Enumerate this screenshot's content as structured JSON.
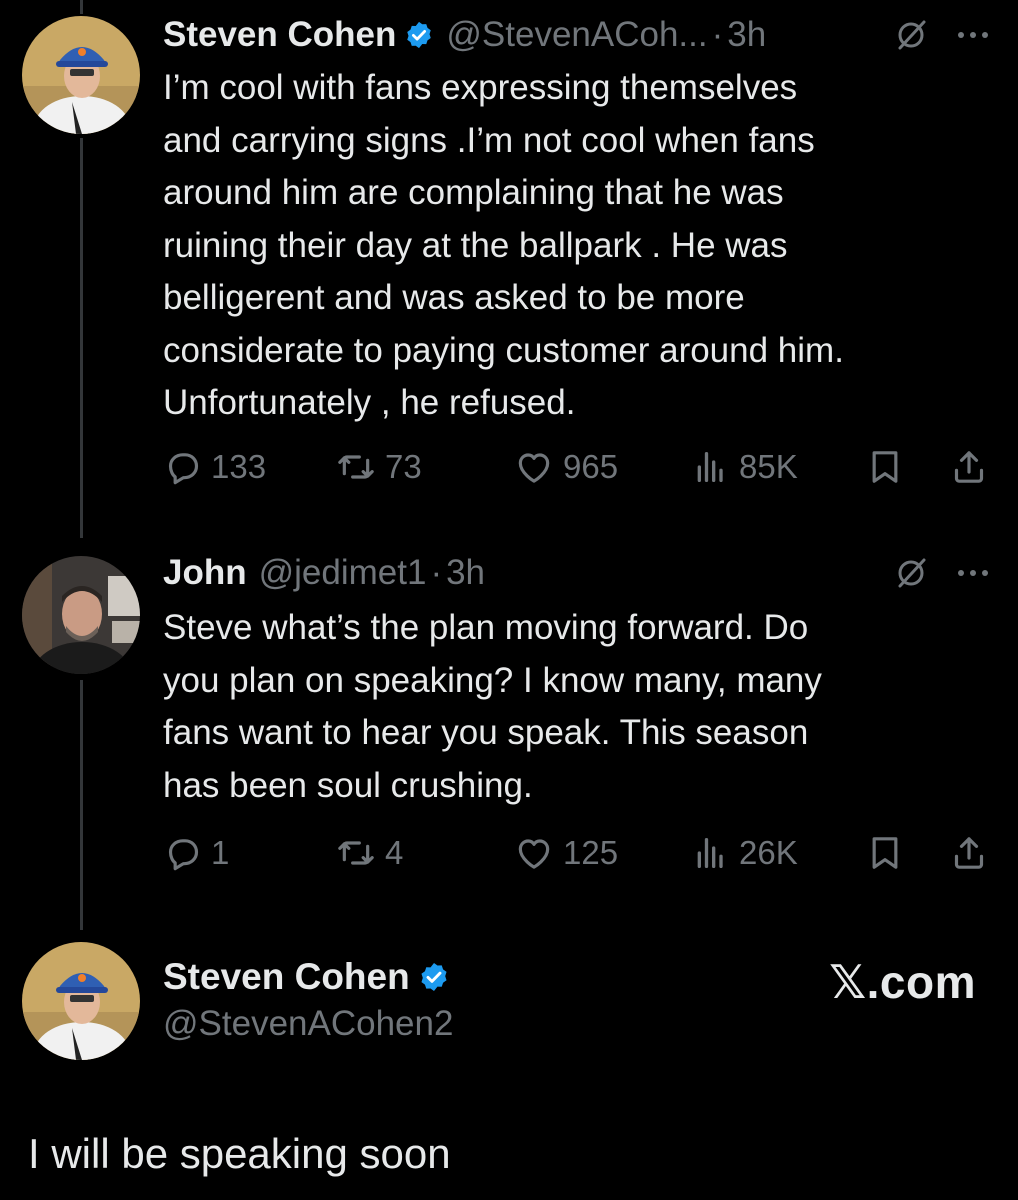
{
  "tweets": [
    {
      "display_name": "Steven Cohen",
      "handle": "@StevenACoh...",
      "dot": "·",
      "time": "3h",
      "text": "I’m cool with fans expressing themselves\nand carrying signs .I’m not cool when fans\naround him are complaining that he was\nruining their day at the ballpark . He was\nbelligerent and was asked to be more\nconsiderate to paying customer around him.\nUnfortunately , he refused.",
      "replies": "133",
      "reposts": "73",
      "likes": "965",
      "views": "85K"
    },
    {
      "display_name": "John",
      "handle": "@jedimet1",
      "dot": "·",
      "time": "3h",
      "text": "Steve what’s the plan moving forward. Do\nyou plan on speaking? I know many, many\nfans want to hear you speak. This season\nhas been soul crushing.",
      "replies": "1",
      "reposts": "4",
      "likes": "125",
      "views": "26K"
    }
  ],
  "profile_card": {
    "display_name": "Steven Cohen",
    "handle": "@StevenACohen2",
    "brand": "𝕏.com"
  },
  "quote": "I will be speaking soon",
  "icons": {
    "verified": "verified-badge-icon",
    "grok": "grok-icon",
    "more": "more-icon",
    "reply": "reply-icon",
    "repost": "repost-icon",
    "like": "like-icon",
    "views": "views-icon",
    "bookmark": "bookmark-icon",
    "share": "share-icon"
  },
  "colors": {
    "background": "#000000",
    "text": "#e7e9ea",
    "muted": "#71767b",
    "verified": "#1d9bf0",
    "thread_line": "#333639"
  }
}
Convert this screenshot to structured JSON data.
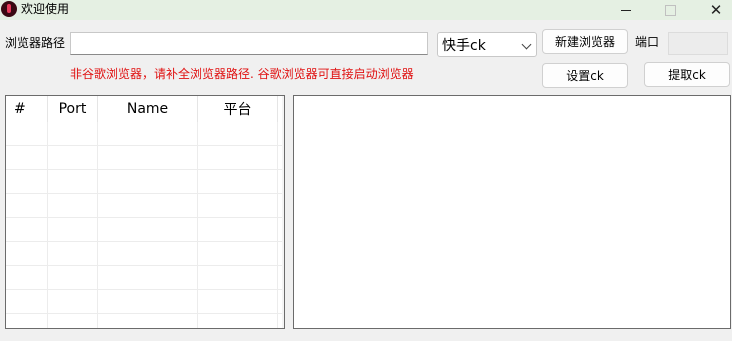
{
  "window": {
    "title": "欢迎使用",
    "minimize_icon": "minimize-icon",
    "maximize_icon": "maximize-icon",
    "close_glyph": "✕"
  },
  "form": {
    "browser_path_label": "浏览器路径",
    "browser_path_value": "",
    "platform_select_value": "快手ck",
    "new_browser_label": "新建浏览器",
    "port_label": "端口",
    "port_value": "",
    "warning_text": "非谷歌浏览器，请补全浏览器路径. 谷歌浏览器可直接启动浏览器",
    "warning_color": "#e01010",
    "set_ck_label": "设置ck",
    "extract_ck_label": "提取ck"
  },
  "table": {
    "columns": [
      "#",
      "Port",
      "Name",
      "平台"
    ],
    "rows": []
  }
}
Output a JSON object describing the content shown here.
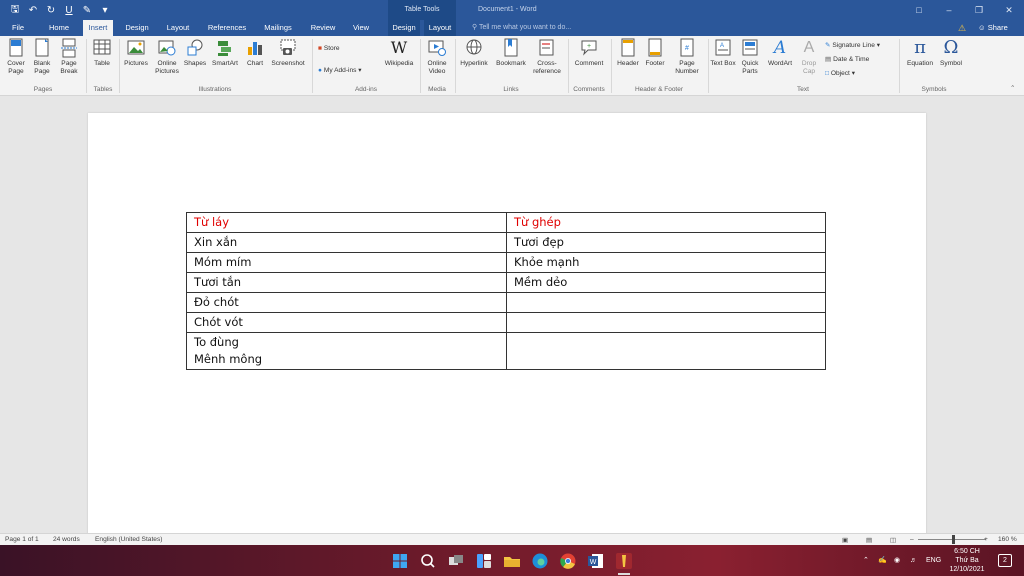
{
  "titlebar": {
    "context_title": "Table Tools",
    "doc_title": "Document1  -  Word",
    "qat": [
      "save-icon",
      "undo-icon",
      "redo-icon",
      "underline-icon",
      "format-painter-icon",
      "customize-icon"
    ]
  },
  "tabs": {
    "file": "File",
    "home": "Home",
    "insert": "Insert",
    "design": "Design",
    "layout": "Layout",
    "references": "References",
    "mailings": "Mailings",
    "review": "Review",
    "view": "View",
    "table_design": "Design",
    "table_layout": "Layout",
    "tellme": "Tell me what you want to do...",
    "share": "Share"
  },
  "ribbon": {
    "cover_page": "Cover Page",
    "blank_page": "Blank Page",
    "page_break": "Page Break",
    "group_pages": "Pages",
    "table": "Table",
    "group_tables": "Tables",
    "pictures": "Pictures",
    "online_pictures": "Online Pictures",
    "shapes": "Shapes",
    "smartart": "SmartArt",
    "chart": "Chart",
    "screenshot": "Screenshot",
    "group_illustrations": "Illustrations",
    "store": "Store",
    "my_addins": "My Add-ins",
    "wikipedia": "Wikipedia",
    "group_addins": "Add-ins",
    "online_video": "Online Video",
    "group_media": "Media",
    "hyperlink": "Hyperlink",
    "bookmark": "Bookmark",
    "cross_reference": "Cross-reference",
    "group_links": "Links",
    "comment": "Comment",
    "group_comments": "Comments",
    "header": "Header",
    "footer": "Footer",
    "page_number": "Page Number",
    "group_header_footer": "Header & Footer",
    "text_box": "Text Box",
    "quick_parts": "Quick Parts",
    "wordart": "WordArt",
    "drop_cap": "Drop Cap",
    "signature_line": "Signature Line",
    "date_time": "Date & Time",
    "object": "Object",
    "group_text": "Text",
    "equation": "Equation",
    "symbol": "Symbol",
    "group_symbols": "Symbols"
  },
  "table": {
    "header": [
      "Từ láy",
      "Từ ghép"
    ],
    "header_color": "#e00000",
    "rows": [
      [
        "Xin xắn",
        "Tươi đẹp"
      ],
      [
        "Móm mím",
        "Khỏe mạnh"
      ],
      [
        "Tươi tắn",
        "Mềm dẻo"
      ],
      [
        "Đỏ chót",
        ""
      ],
      [
        "Chót vót",
        ""
      ]
    ],
    "last_row": {
      "line1": "To đùng",
      "line2": "Mênh mông",
      "col2": ""
    }
  },
  "status": {
    "page": "Page 1 of 1",
    "words": "24 words",
    "language": "English (United States)",
    "zoom": "160 %"
  },
  "taskbar": {
    "time": "6:50 CH",
    "day": "Thứ Ba",
    "date": "12/10/2021",
    "lang": "ENG",
    "notifications": "2"
  },
  "colors": {
    "brand": "#2b579a",
    "ribbon_bg": "#f3f3f3"
  }
}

---------------

## [Set problem]
Leave out the pictures and output the rest of the material exactly as written.

## [Full output]
Enumerate this screenshot's content as structured JSON.
{
  "tweets": [
    {
      "display_name": "Steven Cohen",
      "handle": "@StevenACoh...",
      "dot": "·",
      "time": "3h",
      "text": "I’m cool with fans expressing themselves\nand carrying signs .I’m not cool when fans\naround him are complaining that he was\nruining their day at the ballpark . He was\nbelligerent and was asked to be more\nconsiderate to paying customer around him.\nUnfortunately , he refused.",
      "replies": "133",
      "reposts": "73",
      "likes": "965",
      "views": "85K"
    },
    {
      "display_name": "John",
      "handle": "@jedimet1",
      "dot": "·",
      "time": "3h",
      "text": "Steve what’s the plan moving forward. Do\nyou plan on speaking? I know many, many\nfans want to hear you speak. This season\nhas been soul crushing.",
      "replies": "1",
      "reposts": "4",
      "likes": "125",
      "views": "26K"
    }
  ],
  "profile_card": {
    "display_name": "Steven Cohen",
    "handle": "@StevenACohen2",
    "brand": "𝕏.com"
  },
  "quote": "I will be speaking soon",
  "icons": {
    "verified": "verified-badge-icon",
    "grok": "grok-icon",
    "more": "more-icon",
    "reply": "reply-icon",
    "repost": "repost-icon",
    "like": "like-icon",
    "views": "views-icon",
    "bookmark": "bookmark-icon",
    "share": "share-icon"
  },
  "colors": {
    "background": "#000000",
    "text": "#e7e9ea",
    "muted": "#71767b",
    "verified": "#1d9bf0",
    "thread_line": "#333639"
  }
}
Convert this screenshot to structured JSON data.
{
  "window": {
    "title": "欢迎使用",
    "minimize_icon": "minimize-icon",
    "maximize_icon": "maximize-icon",
    "close_glyph": "✕"
  },
  "form": {
    "browser_path_label": "浏览器路径",
    "browser_path_value": "",
    "platform_select_value": "快手ck",
    "new_browser_label": "新建浏览器",
    "port_label": "端口",
    "port_value": "",
    "warning_text": "非谷歌浏览器，请补全浏览器路径. 谷歌浏览器可直接启动浏览器",
    "warning_color": "#e01010",
    "set_ck_label": "设置ck",
    "extract_ck_label": "提取ck"
  },
  "table": {
    "columns": [
      "#",
      "Port",
      "Name",
      "平台"
    ],
    "rows": []
  }
}
Output a JSON object describing the content shown here.
{
  "titlebar": {
    "context_title": "Table Tools",
    "doc_title": "Document1  -  Word",
    "qat": [
      "save-icon",
      "undo-icon",
      "redo-icon",
      "underline-icon",
      "format-painter-icon",
      "customize-icon"
    ]
  },
  "tabs": {
    "file": "File",
    "home": "Home",
    "insert": "Insert",
    "design": "Design",
    "layout": "Layout",
    "references": "References",
    "mailings": "Mailings",
    "review": "Review",
    "view": "View",
    "table_design": "Design",
    "table_layout": "Layout",
    "tellme": "Tell me what you want to do...",
    "share": "Share"
  },
  "ribbon": {
    "cover_page": "Cover Page",
    "blank_page": "Blank Page",
    "page_break": "Page Break",
    "group_pages": "Pages",
    "table": "Table",
    "group_tables": "Tables",
    "pictures": "Pictures",
    "online_pictures": "Online Pictures",
    "shapes": "Shapes",
    "smartart": "SmartArt",
    "chart": "Chart",
    "screenshot": "Screenshot",
    "group_illustrations": "Illustrations",
    "store": "Store",
    "my_addins": "My Add-ins",
    "wikipedia": "Wikipedia",
    "group_addins": "Add-ins",
    "online_video": "Online Video",
    "group_media": "Media",
    "hyperlink": "Hyperlink",
    "bookmark": "Bookmark",
    "cross_reference": "Cross-reference",
    "group_links": "Links",
    "comment": "Comment",
    "group_comments": "Comments",
    "header": "Header",
    "footer": "Footer",
    "page_number": "Page Number",
    "group_header_footer": "Header & Footer",
    "text_box": "Text Box",
    "quick_parts": "Quick Parts",
    "wordart": "WordArt",
    "drop_cap": "Drop Cap",
    "signature_line": "Signature Line",
    "date_time": "Date & Time",
    "object": "Object",
    "group_text": "Text",
    "equation": "Equation",
    "symbol": "Symbol",
    "group_symbols": "Symbols"
  },
  "table": {
    "header": [
      "Từ láy",
      "Từ ghép"
    ],
    "header_color": "#e00000",
    "rows": [
      [
        "Xin xắn",
        "Tươi đẹp"
      ],
      [
        "Móm mím",
        "Khỏe mạnh"
      ],
      [
        "Tươi tắn",
        "Mềm dẻo"
      ],
      [
        "Đỏ chót",
        ""
      ],
      [
        "Chót vót",
        ""
      ]
    ],
    "last_row": {
      "line1": "To đùng",
      "line2": "Mênh mông",
      "col2": ""
    }
  },
  "status": {
    "page": "Page 1 of 1",
    "words": "24 words",
    "language": "English (United States)",
    "zoom": "160 %"
  },
  "taskbar": {
    "time": "6:50 CH",
    "day": "Thứ Ba",
    "date": "12/10/2021",
    "lang": "ENG",
    "notifications": "2"
  },
  "colors": {
    "brand": "#2b579a",
    "ribbon_bg": "#f3f3f3"
  }
}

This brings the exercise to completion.